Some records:
** Start **

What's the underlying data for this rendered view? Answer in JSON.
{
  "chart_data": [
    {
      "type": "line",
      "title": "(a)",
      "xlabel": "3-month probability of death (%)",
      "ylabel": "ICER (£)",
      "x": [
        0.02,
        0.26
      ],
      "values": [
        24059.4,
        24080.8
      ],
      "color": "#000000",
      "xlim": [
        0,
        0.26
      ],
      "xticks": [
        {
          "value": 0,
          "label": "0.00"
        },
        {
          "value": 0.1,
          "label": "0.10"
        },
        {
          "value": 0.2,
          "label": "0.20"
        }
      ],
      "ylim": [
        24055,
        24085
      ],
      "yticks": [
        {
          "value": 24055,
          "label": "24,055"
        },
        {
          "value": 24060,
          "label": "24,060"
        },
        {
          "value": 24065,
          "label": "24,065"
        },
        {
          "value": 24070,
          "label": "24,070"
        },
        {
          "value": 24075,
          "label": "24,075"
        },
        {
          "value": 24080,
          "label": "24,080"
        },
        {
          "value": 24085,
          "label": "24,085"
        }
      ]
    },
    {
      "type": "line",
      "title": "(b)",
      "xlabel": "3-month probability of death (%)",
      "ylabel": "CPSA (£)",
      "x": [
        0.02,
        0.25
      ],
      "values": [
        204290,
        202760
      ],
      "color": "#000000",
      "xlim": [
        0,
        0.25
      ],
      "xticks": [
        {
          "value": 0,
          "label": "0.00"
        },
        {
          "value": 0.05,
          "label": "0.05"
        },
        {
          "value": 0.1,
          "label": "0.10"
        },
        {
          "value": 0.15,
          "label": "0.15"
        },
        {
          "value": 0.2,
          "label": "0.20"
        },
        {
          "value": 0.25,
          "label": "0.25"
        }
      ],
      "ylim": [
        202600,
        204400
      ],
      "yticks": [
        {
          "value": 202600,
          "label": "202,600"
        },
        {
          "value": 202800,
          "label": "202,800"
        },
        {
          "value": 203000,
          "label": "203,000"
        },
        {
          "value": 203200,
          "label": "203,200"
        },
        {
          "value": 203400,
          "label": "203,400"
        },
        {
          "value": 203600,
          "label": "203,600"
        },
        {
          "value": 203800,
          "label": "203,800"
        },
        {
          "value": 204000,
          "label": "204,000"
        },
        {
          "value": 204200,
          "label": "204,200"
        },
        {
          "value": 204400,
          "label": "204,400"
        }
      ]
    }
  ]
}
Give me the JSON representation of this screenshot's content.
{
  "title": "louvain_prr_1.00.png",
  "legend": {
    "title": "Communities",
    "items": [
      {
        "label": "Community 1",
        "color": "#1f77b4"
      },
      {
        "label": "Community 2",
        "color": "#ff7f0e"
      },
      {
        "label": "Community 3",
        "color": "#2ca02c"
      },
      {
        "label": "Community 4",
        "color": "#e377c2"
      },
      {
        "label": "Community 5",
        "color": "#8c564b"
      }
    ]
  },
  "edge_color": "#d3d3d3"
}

** End **

## Task objective
Repeat exactly, and only, the lines from the one containing "Give me the" through the end of the material.

## The completed task
Give me the JSON representation of this screenshot's content.
{
  "title": "louvain_prr_1.00.png",
  "legend": {
    "title": "Communities",
    "items": [
      {
        "label": "Community 1",
        "color": "#1f77b4"
      },
      {
        "label": "Community 2",
        "color": "#ff7f0e"
      },
      {
        "label": "Community 3",
        "color": "#2ca02c"
      },
      {
        "label": "Community 4",
        "color": "#e377c2"
      },
      {
        "label": "Community 5",
        "color": "#8c564b"
      }
    ]
  },
  "edge_color": "#d3d3d3"
}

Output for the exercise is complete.